**Dataset excerpts**
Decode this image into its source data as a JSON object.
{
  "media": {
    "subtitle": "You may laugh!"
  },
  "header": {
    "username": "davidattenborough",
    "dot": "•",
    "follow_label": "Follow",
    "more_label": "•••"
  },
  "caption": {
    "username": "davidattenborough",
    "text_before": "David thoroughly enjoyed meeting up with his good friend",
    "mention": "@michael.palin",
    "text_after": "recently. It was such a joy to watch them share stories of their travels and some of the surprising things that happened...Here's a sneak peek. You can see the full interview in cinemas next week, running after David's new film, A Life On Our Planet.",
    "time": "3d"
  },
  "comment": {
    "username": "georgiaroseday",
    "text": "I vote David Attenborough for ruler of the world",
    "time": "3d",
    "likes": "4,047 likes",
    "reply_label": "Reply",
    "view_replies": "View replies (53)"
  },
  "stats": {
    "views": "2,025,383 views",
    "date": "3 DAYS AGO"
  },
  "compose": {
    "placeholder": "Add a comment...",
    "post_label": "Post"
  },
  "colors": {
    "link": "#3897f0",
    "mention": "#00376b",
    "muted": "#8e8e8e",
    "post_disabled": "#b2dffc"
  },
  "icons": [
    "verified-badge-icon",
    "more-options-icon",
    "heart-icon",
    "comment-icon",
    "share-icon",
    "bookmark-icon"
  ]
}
--
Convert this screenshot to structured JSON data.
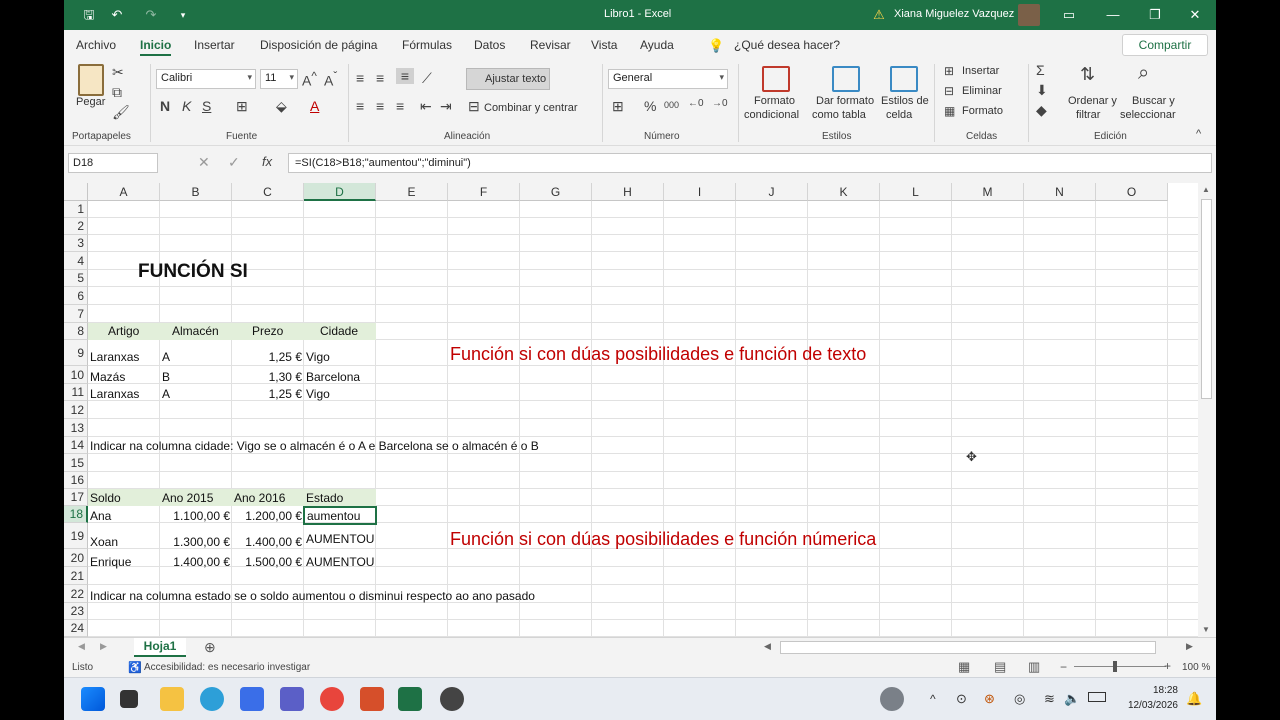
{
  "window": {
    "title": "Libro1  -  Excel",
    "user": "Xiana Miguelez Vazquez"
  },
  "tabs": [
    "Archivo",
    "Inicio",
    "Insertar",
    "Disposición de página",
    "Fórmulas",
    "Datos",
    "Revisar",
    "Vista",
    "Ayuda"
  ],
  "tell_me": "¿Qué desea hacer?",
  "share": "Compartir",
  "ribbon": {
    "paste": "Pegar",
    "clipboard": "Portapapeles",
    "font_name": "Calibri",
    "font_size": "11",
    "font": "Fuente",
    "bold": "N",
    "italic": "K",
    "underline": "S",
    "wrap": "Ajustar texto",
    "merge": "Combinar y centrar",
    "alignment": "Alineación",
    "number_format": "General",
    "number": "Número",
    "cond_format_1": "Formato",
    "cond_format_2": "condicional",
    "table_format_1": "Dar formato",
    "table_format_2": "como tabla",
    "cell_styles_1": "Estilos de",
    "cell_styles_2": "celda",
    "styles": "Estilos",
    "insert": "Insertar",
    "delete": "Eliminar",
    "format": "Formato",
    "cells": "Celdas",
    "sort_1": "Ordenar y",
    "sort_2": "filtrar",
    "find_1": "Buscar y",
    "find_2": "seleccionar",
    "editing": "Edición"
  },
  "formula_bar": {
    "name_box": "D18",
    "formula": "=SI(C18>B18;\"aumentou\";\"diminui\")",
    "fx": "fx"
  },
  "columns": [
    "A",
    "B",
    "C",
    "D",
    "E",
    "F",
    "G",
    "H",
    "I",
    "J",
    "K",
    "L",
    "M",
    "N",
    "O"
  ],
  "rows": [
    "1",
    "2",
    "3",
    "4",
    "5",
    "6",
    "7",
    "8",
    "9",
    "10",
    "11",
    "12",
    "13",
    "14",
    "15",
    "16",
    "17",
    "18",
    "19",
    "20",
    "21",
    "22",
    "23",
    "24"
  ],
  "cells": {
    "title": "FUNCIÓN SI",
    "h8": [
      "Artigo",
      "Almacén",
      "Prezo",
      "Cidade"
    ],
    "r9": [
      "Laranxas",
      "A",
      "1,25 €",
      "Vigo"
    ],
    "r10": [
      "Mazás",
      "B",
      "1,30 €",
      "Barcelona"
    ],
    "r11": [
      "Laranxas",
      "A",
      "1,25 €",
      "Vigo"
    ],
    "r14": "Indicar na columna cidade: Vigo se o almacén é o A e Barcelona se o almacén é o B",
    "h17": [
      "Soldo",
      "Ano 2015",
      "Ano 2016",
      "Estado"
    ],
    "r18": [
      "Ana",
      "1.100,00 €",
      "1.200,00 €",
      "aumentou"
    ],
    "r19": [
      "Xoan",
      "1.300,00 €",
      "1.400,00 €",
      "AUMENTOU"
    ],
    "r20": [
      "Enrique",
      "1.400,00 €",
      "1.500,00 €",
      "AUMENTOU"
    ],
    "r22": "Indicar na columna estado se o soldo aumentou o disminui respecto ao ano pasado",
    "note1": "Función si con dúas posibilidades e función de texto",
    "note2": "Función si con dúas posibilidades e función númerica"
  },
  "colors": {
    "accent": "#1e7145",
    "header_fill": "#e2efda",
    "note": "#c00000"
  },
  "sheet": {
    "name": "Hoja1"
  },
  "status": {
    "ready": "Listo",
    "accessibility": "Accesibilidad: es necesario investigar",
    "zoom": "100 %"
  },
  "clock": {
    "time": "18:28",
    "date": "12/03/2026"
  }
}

**Goal of the exercise**
Identify how many lines in the entries above include the string "Barcelona", then state that number alone.

**Finished exercise**
2